INSTRUCTION:
Quote the data below in full, please, without altering anything.

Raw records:
•••••
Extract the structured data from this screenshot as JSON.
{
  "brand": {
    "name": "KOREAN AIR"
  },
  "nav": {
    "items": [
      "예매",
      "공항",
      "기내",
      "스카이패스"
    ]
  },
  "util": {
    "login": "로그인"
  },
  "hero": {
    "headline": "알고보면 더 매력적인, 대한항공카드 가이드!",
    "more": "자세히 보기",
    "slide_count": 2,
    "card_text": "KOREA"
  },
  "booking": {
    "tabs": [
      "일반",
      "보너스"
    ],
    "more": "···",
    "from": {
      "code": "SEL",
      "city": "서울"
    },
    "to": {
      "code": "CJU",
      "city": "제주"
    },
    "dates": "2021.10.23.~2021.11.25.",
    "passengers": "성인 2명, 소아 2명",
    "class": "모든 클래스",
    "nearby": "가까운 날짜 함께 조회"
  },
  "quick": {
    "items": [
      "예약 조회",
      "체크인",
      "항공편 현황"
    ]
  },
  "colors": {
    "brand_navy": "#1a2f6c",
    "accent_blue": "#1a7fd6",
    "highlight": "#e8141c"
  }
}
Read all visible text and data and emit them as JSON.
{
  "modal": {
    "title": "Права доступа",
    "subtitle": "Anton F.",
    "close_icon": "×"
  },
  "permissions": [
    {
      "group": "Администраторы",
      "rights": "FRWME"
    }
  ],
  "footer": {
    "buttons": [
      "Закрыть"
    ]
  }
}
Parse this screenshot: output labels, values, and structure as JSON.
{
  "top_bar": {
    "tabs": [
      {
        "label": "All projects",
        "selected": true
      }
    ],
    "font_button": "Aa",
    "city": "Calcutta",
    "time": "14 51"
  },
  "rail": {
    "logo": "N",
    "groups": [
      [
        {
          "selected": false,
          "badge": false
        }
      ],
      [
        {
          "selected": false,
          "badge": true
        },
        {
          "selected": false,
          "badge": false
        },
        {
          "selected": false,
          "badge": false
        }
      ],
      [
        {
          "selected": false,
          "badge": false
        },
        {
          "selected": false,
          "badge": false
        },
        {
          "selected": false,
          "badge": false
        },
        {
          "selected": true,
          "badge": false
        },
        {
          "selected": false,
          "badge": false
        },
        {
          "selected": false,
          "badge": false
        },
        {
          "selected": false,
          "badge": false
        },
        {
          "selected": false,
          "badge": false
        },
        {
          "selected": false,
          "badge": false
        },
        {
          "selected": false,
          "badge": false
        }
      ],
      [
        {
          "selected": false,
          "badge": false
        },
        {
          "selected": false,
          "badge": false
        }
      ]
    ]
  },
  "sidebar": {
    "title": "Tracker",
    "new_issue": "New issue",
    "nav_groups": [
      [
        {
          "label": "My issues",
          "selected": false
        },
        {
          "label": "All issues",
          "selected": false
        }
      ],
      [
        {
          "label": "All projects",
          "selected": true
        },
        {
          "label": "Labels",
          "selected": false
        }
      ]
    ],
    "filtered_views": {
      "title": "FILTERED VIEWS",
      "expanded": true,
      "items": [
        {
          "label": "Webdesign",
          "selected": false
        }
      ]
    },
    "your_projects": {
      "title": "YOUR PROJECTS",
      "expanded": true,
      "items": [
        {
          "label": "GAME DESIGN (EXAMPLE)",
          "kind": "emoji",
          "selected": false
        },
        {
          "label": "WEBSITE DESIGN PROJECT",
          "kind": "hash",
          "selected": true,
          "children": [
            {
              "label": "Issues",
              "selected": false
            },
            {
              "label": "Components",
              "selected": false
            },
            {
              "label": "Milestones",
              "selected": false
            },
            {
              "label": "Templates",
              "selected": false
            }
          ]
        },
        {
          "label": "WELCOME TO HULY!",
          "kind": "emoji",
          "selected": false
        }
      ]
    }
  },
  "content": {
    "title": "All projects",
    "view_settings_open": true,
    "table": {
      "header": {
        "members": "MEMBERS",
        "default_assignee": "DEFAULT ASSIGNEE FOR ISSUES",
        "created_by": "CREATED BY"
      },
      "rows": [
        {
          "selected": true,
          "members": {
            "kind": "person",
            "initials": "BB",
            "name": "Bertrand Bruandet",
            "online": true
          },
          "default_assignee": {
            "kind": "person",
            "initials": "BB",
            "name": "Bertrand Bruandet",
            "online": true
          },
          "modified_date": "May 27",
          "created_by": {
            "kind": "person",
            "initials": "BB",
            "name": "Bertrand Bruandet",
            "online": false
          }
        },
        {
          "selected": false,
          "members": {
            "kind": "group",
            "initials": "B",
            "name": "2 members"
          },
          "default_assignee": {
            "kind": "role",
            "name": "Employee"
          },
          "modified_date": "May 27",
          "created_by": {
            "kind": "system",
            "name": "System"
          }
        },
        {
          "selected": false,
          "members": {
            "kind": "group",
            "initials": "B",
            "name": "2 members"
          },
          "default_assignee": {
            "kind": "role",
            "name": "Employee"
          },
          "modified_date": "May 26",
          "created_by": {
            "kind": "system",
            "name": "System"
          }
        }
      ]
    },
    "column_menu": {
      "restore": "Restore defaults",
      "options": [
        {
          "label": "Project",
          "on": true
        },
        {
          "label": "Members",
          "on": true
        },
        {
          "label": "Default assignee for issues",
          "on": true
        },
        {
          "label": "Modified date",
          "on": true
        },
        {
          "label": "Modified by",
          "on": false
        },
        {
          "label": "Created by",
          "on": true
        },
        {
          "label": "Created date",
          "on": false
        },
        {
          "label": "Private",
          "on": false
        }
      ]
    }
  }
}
•••••
EXERCISE SOLUTION:
Extract the structured data from this screenshot as JSON.
{
  "brand": {
    "name": "KOREAN AIR"
  },
  "nav": {
    "items": [
      "예매",
      "공항",
      "기내",
      "스카이패스"
    ]
  },
  "util": {
    "login": "로그인"
  },
  "hero": {
    "headline": "알고보면 더 매력적인, 대한항공카드 가이드!",
    "more": "자세히 보기",
    "slide_count": 2,
    "card_text": "KOREA"
  },
  "booking": {
    "tabs": [
      "일반",
      "보너스"
    ],
    "more": "···",
    "from": {
      "code": "SEL",
      "city": "서울"
    },
    "to": {
      "code": "CJU",
      "city": "제주"
    },
    "dates": "2021.10.23.~2021.11.25.",
    "passengers": "성인 2명, 소아 2명",
    "class": "모든 클래스",
    "nearby": "가까운 날짜 함께 조회"
  },
  "quick": {
    "items": [
      "예약 조회",
      "체크인",
      "항공편 현황"
    ]
  },
  "colors": {
    "brand_navy": "#1a2f6c",
    "accent_blue": "#1a7fd6",
    "highlight": "#e8141c"
  }
}
Read all visible text and data and emit them as JSON.
{
  "modal": {
    "title": "Права доступа",
    "subtitle": "Anton F.",
    "close_icon": "×"
  },
  "permissions": [
    {
      "group": "Администраторы",
      "rights": "FRWME"
    }
  ],
  "footer": {
    "buttons": [
      "Закрыть"
    ]
  }
}
Parse this screenshot: output labels, values, and structure as JSON.
{
  "top_bar": {
    "tabs": [
      {
        "label": "All projects",
        "selected": true
      }
    ],
    "font_button": "Aa",
    "city": "Calcutta",
    "time": "14 51"
  },
  "rail": {
    "logo": "N",
    "groups": [
      [
        {
          "selected": false,
          "badge": false
        }
      ],
      [
        {
          "selected": false,
          "badge": true
        },
        {
          "selected": false,
          "badge": false
        },
        {
          "selected": false,
          "badge": false
        }
      ],
      [
        {
          "selected": false,
          "badge": false
        },
        {
          "selected": false,
          "badge": false
        },
        {
          "selected": false,
          "badge": false
        },
        {
          "selected": true,
          "badge": false
        },
        {
          "selected": false,
          "badge": false
        },
        {
          "selected": false,
          "badge": false
        },
        {
          "selected": false,
          "badge": false
        },
        {
          "selected": false,
          "badge": false
        },
        {
          "selected": false,
          "badge": false
        },
        {
          "selected": false,
          "badge": false
        }
      ],
      [
        {
          "selected": false,
          "badge": false
        },
        {
          "selected": false,
          "badge": false
        }
      ]
    ]
  },
  "sidebar": {
    "title": "Tracker",
    "new_issue": "New issue",
    "nav_groups": [
      [
        {
          "label": "My issues",
          "selected": false
        },
        {
          "label": "All issues",
          "selected": false
        }
      ],
      [
        {
          "label": "All projects",
          "selected": true
        },
        {
          "label": "Labels",
          "selected": false
        }
      ]
    ],
    "filtered_views": {
      "title": "FILTERED VIEWS",
      "expanded": true,
      "items": [
        {
          "label": "Webdesign",
          "selected": false
        }
      ]
    },
    "your_projects": {
      "title": "YOUR PROJECTS",
      "expanded": true,
      "items": [
        {
          "label": "GAME DESIGN (EXAMPLE)",
          "kind": "emoji",
          "selected": false
        },
        {
          "label": "WEBSITE DESIGN PROJECT",
          "kind": "hash",
          "selected": true,
          "children": [
            {
              "label": "Issues",
              "selected": false
            },
            {
              "label": "Components",
              "selected": false
            },
            {
              "label": "Milestones",
              "selected": false
            },
            {
              "label": "Templates",
              "selected": false
            }
          ]
        },
        {
          "label": "WELCOME TO HULY!",
          "kind": "emoji",
          "selected": false
        }
      ]
    }
  },
  "content": {
    "title": "All projects",
    "view_settings_open": true,
    "table": {
      "header": {
        "members": "MEMBERS",
        "default_assignee": "DEFAULT ASSIGNEE FOR ISSUES",
        "created_by": "CREATED BY"
      },
      "rows": [
        {
          "selected": true,
          "members": {
            "kind": "person",
            "initials": "BB",
            "name": "Bertrand Bruandet",
            "online": true
          },
          "default_assignee": {
            "kind": "person",
            "initials": "BB",
            "name": "Bertrand Bruandet",
            "online": true
          },
          "modified_date": "May 27",
          "created_by": {
            "kind": "person",
            "initials": "BB",
            "name": "Bertrand Bruandet",
            "online": false
          }
        },
        {
          "selected": false,
          "members": {
            "kind": "group",
            "initials": "B",
            "name": "2 members"
          },
          "default_assignee": {
            "kind": "role",
            "name": "Employee"
          },
          "modified_date": "May 27",
          "created_by": {
            "kind": "system",
            "name": "System"
          }
        },
        {
          "selected": false,
          "members": {
            "kind": "group",
            "initials": "B",
            "name": "2 members"
          },
          "default_assignee": {
            "kind": "role",
            "name": "Employee"
          },
          "modified_date": "May 26",
          "created_by": {
            "kind": "system",
            "name": "System"
          }
        }
      ]
    },
    "column_menu": {
      "restore": "Restore defaults",
      "options": [
        {
          "label": "Project",
          "on": true
        },
        {
          "label": "Members",
          "on": true
        },
        {
          "label": "Default assignee for issues",
          "on": true
        },
        {
          "label": "Modified date",
          "on": true
        },
        {
          "label": "Modified by",
          "on": false
        },
        {
          "label": "Created by",
          "on": true
        },
        {
          "label": "Created date",
          "on": false
        },
        {
          "label": "Private",
          "on": false
        }
      ]
    }
  }
}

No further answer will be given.